======== RECORDS SUPPLIED ========
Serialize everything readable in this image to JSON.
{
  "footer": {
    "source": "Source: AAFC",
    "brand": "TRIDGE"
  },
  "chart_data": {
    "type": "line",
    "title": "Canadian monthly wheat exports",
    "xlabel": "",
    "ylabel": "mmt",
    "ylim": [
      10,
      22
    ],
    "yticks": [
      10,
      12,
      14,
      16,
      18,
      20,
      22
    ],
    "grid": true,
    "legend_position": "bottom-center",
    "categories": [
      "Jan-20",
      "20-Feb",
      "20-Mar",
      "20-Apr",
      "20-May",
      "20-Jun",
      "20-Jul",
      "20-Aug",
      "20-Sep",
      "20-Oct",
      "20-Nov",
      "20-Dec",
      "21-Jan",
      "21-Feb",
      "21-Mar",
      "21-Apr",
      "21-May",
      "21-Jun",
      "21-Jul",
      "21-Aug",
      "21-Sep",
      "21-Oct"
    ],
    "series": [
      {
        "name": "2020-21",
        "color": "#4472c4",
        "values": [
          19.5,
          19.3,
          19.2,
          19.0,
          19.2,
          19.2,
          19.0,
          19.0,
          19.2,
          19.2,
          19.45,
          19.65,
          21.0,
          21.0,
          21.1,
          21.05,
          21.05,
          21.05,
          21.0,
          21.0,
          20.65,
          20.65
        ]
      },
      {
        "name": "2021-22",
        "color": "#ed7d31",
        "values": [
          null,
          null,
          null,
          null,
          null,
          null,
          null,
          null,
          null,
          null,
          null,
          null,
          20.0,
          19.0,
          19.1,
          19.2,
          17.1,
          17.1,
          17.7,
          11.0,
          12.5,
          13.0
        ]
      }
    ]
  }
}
========
◆ INSTRUCTIONS FOR THE TASK ◆
Transcribe the material above in its entirety. Match it exactly.

◆ ANSWER TO THIS PROBLEM ◆
Serialize everything readable in this image to JSON.
{
  "footer": {
    "source": "Source: AAFC",
    "brand": "TRIDGE"
  },
  "chart_data": {
    "type": "line",
    "title": "Canadian monthly wheat exports",
    "xlabel": "",
    "ylabel": "mmt",
    "ylim": [
      10,
      22
    ],
    "yticks": [
      10,
      12,
      14,
      16,
      18,
      20,
      22
    ],
    "grid": true,
    "legend_position": "bottom-center",
    "categories": [
      "Jan-20",
      "20-Feb",
      "20-Mar",
      "20-Apr",
      "20-May",
      "20-Jun",
      "20-Jul",
      "20-Aug",
      "20-Sep",
      "20-Oct",
      "20-Nov",
      "20-Dec",
      "21-Jan",
      "21-Feb",
      "21-Mar",
      "21-Apr",
      "21-May",
      "21-Jun",
      "21-Jul",
      "21-Aug",
      "21-Sep",
      "21-Oct"
    ],
    "series": [
      {
        "name": "2020-21",
        "color": "#4472c4",
        "values": [
          19.5,
          19.3,
          19.2,
          19.0,
          19.2,
          19.2,
          19.0,
          19.0,
          19.2,
          19.2,
          19.45,
          19.65,
          21.0,
          21.0,
          21.1,
          21.05,
          21.05,
          21.05,
          21.0,
          21.0,
          20.65,
          20.65
        ]
      },
      {
        "name": "2021-22",
        "color": "#ed7d31",
        "values": [
          null,
          null,
          null,
          null,
          null,
          null,
          null,
          null,
          null,
          null,
          null,
          null,
          20.0,
          19.0,
          19.1,
          19.2,
          17.1,
          17.1,
          17.7,
          11.0,
          12.5,
          13.0
        ]
      }
    ]
  }
}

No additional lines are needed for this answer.